(Figure content listings)
---+---
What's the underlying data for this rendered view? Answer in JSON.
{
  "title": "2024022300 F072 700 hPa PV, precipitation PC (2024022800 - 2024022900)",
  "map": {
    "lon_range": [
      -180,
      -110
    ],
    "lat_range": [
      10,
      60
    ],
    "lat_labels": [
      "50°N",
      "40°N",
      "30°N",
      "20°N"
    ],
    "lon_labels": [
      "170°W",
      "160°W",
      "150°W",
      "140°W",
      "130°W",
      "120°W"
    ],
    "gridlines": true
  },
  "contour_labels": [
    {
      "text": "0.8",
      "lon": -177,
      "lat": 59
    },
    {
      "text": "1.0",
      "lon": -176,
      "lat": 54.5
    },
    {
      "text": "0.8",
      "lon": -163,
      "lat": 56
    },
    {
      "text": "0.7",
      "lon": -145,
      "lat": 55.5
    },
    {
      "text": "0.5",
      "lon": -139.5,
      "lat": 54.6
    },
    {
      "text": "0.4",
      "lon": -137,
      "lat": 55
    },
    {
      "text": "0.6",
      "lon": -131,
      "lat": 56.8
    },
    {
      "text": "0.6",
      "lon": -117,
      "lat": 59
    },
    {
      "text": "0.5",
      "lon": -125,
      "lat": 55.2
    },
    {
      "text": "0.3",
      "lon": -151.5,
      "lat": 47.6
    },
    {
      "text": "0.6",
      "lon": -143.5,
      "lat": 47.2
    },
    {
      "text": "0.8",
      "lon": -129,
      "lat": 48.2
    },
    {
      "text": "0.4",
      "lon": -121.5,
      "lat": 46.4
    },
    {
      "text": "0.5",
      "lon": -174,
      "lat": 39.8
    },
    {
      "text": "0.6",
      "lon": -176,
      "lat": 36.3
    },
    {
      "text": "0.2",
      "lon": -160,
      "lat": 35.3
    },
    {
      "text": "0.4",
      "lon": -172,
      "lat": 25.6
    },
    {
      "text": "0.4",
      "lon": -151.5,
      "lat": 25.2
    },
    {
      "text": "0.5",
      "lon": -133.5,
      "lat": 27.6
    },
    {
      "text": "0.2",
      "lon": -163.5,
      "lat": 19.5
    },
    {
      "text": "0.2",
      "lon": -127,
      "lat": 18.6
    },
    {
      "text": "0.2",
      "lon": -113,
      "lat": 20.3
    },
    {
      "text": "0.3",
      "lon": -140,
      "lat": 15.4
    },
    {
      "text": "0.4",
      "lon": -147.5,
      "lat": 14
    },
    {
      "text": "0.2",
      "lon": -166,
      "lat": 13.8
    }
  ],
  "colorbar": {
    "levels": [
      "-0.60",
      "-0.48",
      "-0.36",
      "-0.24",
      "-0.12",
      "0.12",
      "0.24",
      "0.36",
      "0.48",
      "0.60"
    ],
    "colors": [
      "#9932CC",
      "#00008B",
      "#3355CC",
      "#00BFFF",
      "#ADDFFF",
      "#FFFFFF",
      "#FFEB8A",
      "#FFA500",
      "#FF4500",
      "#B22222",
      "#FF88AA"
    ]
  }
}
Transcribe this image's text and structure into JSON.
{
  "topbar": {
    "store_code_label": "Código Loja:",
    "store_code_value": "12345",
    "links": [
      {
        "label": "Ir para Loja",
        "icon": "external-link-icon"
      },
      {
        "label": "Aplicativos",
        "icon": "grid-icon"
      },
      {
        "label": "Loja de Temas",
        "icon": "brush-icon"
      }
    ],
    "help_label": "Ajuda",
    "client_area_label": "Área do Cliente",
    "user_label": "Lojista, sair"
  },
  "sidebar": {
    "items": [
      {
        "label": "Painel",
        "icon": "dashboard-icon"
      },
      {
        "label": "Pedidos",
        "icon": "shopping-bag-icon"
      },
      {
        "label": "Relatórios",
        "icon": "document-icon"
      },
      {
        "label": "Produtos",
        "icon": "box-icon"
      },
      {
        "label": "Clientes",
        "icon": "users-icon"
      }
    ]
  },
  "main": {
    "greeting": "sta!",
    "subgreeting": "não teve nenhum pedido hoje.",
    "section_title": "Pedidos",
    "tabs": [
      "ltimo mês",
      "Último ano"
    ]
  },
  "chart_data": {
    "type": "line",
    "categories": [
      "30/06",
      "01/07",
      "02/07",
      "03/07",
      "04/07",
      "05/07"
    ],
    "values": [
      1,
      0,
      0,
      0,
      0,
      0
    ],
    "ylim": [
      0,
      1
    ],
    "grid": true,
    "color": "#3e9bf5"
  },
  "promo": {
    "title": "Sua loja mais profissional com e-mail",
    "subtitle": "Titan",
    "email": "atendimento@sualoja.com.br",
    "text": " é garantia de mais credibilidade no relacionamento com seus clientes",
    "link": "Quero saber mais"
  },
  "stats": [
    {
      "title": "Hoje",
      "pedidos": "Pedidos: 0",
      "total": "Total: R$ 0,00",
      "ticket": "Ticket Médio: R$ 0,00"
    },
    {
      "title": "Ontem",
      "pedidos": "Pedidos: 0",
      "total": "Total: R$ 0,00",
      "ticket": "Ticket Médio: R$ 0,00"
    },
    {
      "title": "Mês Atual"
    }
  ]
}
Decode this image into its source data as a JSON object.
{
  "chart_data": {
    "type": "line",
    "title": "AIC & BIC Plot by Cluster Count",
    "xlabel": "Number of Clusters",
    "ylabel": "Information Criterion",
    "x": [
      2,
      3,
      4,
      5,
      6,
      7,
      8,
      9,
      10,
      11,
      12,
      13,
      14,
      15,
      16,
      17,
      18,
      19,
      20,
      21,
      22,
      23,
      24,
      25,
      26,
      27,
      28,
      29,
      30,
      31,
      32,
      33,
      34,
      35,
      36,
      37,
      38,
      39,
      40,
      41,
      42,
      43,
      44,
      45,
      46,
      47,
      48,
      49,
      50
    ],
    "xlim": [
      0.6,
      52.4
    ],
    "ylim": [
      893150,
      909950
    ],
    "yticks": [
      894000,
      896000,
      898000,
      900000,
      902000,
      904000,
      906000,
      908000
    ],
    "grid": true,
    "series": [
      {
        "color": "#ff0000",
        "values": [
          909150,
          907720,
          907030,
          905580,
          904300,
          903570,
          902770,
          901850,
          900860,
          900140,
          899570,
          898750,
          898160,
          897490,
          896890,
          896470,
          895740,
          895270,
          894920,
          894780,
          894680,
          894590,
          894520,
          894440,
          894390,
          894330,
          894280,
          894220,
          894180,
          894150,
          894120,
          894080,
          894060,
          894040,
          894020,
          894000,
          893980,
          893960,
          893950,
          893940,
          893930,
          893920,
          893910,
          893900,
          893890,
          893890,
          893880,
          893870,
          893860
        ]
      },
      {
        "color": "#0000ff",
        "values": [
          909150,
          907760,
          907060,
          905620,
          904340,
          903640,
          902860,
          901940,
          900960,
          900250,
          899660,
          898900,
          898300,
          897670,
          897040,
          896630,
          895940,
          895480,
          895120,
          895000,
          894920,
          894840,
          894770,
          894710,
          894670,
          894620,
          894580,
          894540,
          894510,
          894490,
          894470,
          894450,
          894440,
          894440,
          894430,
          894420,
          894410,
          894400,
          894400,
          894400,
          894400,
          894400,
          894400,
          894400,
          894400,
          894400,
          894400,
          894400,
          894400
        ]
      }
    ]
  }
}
---+---
WRITTEN EXERCISE: Reproduce all data above, unchanged.

OUTPUT FOR THIS EXERCISE:
What's the underlying data for this rendered view? Answer in JSON.
{
  "title": "2024022300 F072 700 hPa PV, precipitation PC (2024022800 - 2024022900)",
  "map": {
    "lon_range": [
      -180,
      -110
    ],
    "lat_range": [
      10,
      60
    ],
    "lat_labels": [
      "50°N",
      "40°N",
      "30°N",
      "20°N"
    ],
    "lon_labels": [
      "170°W",
      "160°W",
      "150°W",
      "140°W",
      "130°W",
      "120°W"
    ],
    "gridlines": true
  },
  "contour_labels": [
    {
      "text": "0.8",
      "lon": -177,
      "lat": 59
    },
    {
      "text": "1.0",
      "lon": -176,
      "lat": 54.5
    },
    {
      "text": "0.8",
      "lon": -163,
      "lat": 56
    },
    {
      "text": "0.7",
      "lon": -145,
      "lat": 55.5
    },
    {
      "text": "0.5",
      "lon": -139.5,
      "lat": 54.6
    },
    {
      "text": "0.4",
      "lon": -137,
      "lat": 55
    },
    {
      "text": "0.6",
      "lon": -131,
      "lat": 56.8
    },
    {
      "text": "0.6",
      "lon": -117,
      "lat": 59
    },
    {
      "text": "0.5",
      "lon": -125,
      "lat": 55.2
    },
    {
      "text": "0.3",
      "lon": -151.5,
      "lat": 47.6
    },
    {
      "text": "0.6",
      "lon": -143.5,
      "lat": 47.2
    },
    {
      "text": "0.8",
      "lon": -129,
      "lat": 48.2
    },
    {
      "text": "0.4",
      "lon": -121.5,
      "lat": 46.4
    },
    {
      "text": "0.5",
      "lon": -174,
      "lat": 39.8
    },
    {
      "text": "0.6",
      "lon": -176,
      "lat": 36.3
    },
    {
      "text": "0.2",
      "lon": -160,
      "lat": 35.3
    },
    {
      "text": "0.4",
      "lon": -172,
      "lat": 25.6
    },
    {
      "text": "0.4",
      "lon": -151.5,
      "lat": 25.2
    },
    {
      "text": "0.5",
      "lon": -133.5,
      "lat": 27.6
    },
    {
      "text": "0.2",
      "lon": -163.5,
      "lat": 19.5
    },
    {
      "text": "0.2",
      "lon": -127,
      "lat": 18.6
    },
    {
      "text": "0.2",
      "lon": -113,
      "lat": 20.3
    },
    {
      "text": "0.3",
      "lon": -140,
      "lat": 15.4
    },
    {
      "text": "0.4",
      "lon": -147.5,
      "lat": 14
    },
    {
      "text": "0.2",
      "lon": -166,
      "lat": 13.8
    }
  ],
  "colorbar": {
    "levels": [
      "-0.60",
      "-0.48",
      "-0.36",
      "-0.24",
      "-0.12",
      "0.12",
      "0.24",
      "0.36",
      "0.48",
      "0.60"
    ],
    "colors": [
      "#9932CC",
      "#00008B",
      "#3355CC",
      "#00BFFF",
      "#ADDFFF",
      "#FFFFFF",
      "#FFEB8A",
      "#FFA500",
      "#FF4500",
      "#B22222",
      "#FF88AA"
    ]
  }
}
Transcribe this image's text and structure into JSON.
{
  "topbar": {
    "store_code_label": "Código Loja:",
    "store_code_value": "12345",
    "links": [
      {
        "label": "Ir para Loja",
        "icon": "external-link-icon"
      },
      {
        "label": "Aplicativos",
        "icon": "grid-icon"
      },
      {
        "label": "Loja de Temas",
        "icon": "brush-icon"
      }
    ],
    "help_label": "Ajuda",
    "client_area_label": "Área do Cliente",
    "user_label": "Lojista, sair"
  },
  "sidebar": {
    "items": [
      {
        "label": "Painel",
        "icon": "dashboard-icon"
      },
      {
        "label": "Pedidos",
        "icon": "shopping-bag-icon"
      },
      {
        "label": "Relatórios",
        "icon": "document-icon"
      },
      {
        "label": "Produtos",
        "icon": "box-icon"
      },
      {
        "label": "Clientes",
        "icon": "users-icon"
      }
    ]
  },
  "main": {
    "greeting": "sta!",
    "subgreeting": "não teve nenhum pedido hoje.",
    "section_title": "Pedidos",
    "tabs": [
      "ltimo mês",
      "Último ano"
    ]
  },
  "chart_data": {
    "type": "line",
    "categories": [
      "30/06",
      "01/07",
      "02/07",
      "03/07",
      "04/07",
      "05/07"
    ],
    "values": [
      1,
      0,
      0,
      0,
      0,
      0
    ],
    "ylim": [
      0,
      1
    ],
    "grid": true,
    "color": "#3e9bf5"
  },
  "promo": {
    "title": "Sua loja mais profissional com e-mail",
    "subtitle": "Titan",
    "email": "atendimento@sualoja.com.br",
    "text": " é garantia de mais credibilidade no relacionamento com seus clientes",
    "link": "Quero saber mais"
  },
  "stats": [
    {
      "title": "Hoje",
      "pedidos": "Pedidos: 0",
      "total": "Total: R$ 0,00",
      "ticket": "Ticket Médio: R$ 0,00"
    },
    {
      "title": "Ontem",
      "pedidos": "Pedidos: 0",
      "total": "Total: R$ 0,00",
      "ticket": "Ticket Médio: R$ 0,00"
    },
    {
      "title": "Mês Atual"
    }
  ]
}
Decode this image into its source data as a JSON object.
{
  "chart_data": {
    "type": "line",
    "title": "AIC & BIC Plot by Cluster Count",
    "xlabel": "Number of Clusters",
    "ylabel": "Information Criterion",
    "x": [
      2,
      3,
      4,
      5,
      6,
      7,
      8,
      9,
      10,
      11,
      12,
      13,
      14,
      15,
      16,
      17,
      18,
      19,
      20,
      21,
      22,
      23,
      24,
      25,
      26,
      27,
      28,
      29,
      30,
      31,
      32,
      33,
      34,
      35,
      36,
      37,
      38,
      39,
      40,
      41,
      42,
      43,
      44,
      45,
      46,
      47,
      48,
      49,
      50
    ],
    "xlim": [
      0.6,
      52.4
    ],
    "ylim": [
      893150,
      909950
    ],
    "yticks": [
      894000,
      896000,
      898000,
      900000,
      902000,
      904000,
      906000,
      908000
    ],
    "grid": true,
    "series": [
      {
        "color": "#ff0000",
        "values": [
          909150,
          907720,
          907030,
          905580,
          904300,
          903570,
          902770,
          901850,
          900860,
          900140,
          899570,
          898750,
          898160,
          897490,
          896890,
          896470,
          895740,
          895270,
          894920,
          894780,
          894680,
          894590,
          894520,
          894440,
          894390,
          894330,
          894280,
          894220,
          894180,
          894150,
          894120,
          894080,
          894060,
          894040,
          894020,
          894000,
          893980,
          893960,
          893950,
          893940,
          893930,
          893920,
          893910,
          893900,
          893890,
          893890,
          893880,
          893870,
          893860
        ]
      },
      {
        "color": "#0000ff",
        "values": [
          909150,
          907760,
          907060,
          905620,
          904340,
          903640,
          902860,
          901940,
          900960,
          900250,
          899660,
          898900,
          898300,
          897670,
          897040,
          896630,
          895940,
          895480,
          895120,
          895000,
          894920,
          894840,
          894770,
          894710,
          894670,
          894620,
          894580,
          894540,
          894510,
          894490,
          894470,
          894450,
          894440,
          894440,
          894430,
          894420,
          894410,
          894400,
          894400,
          894400,
          894400,
          894400,
          894400,
          894400,
          894400,
          894400,
          894400,
          894400,
          894400
        ]
      }
    ]
  }
}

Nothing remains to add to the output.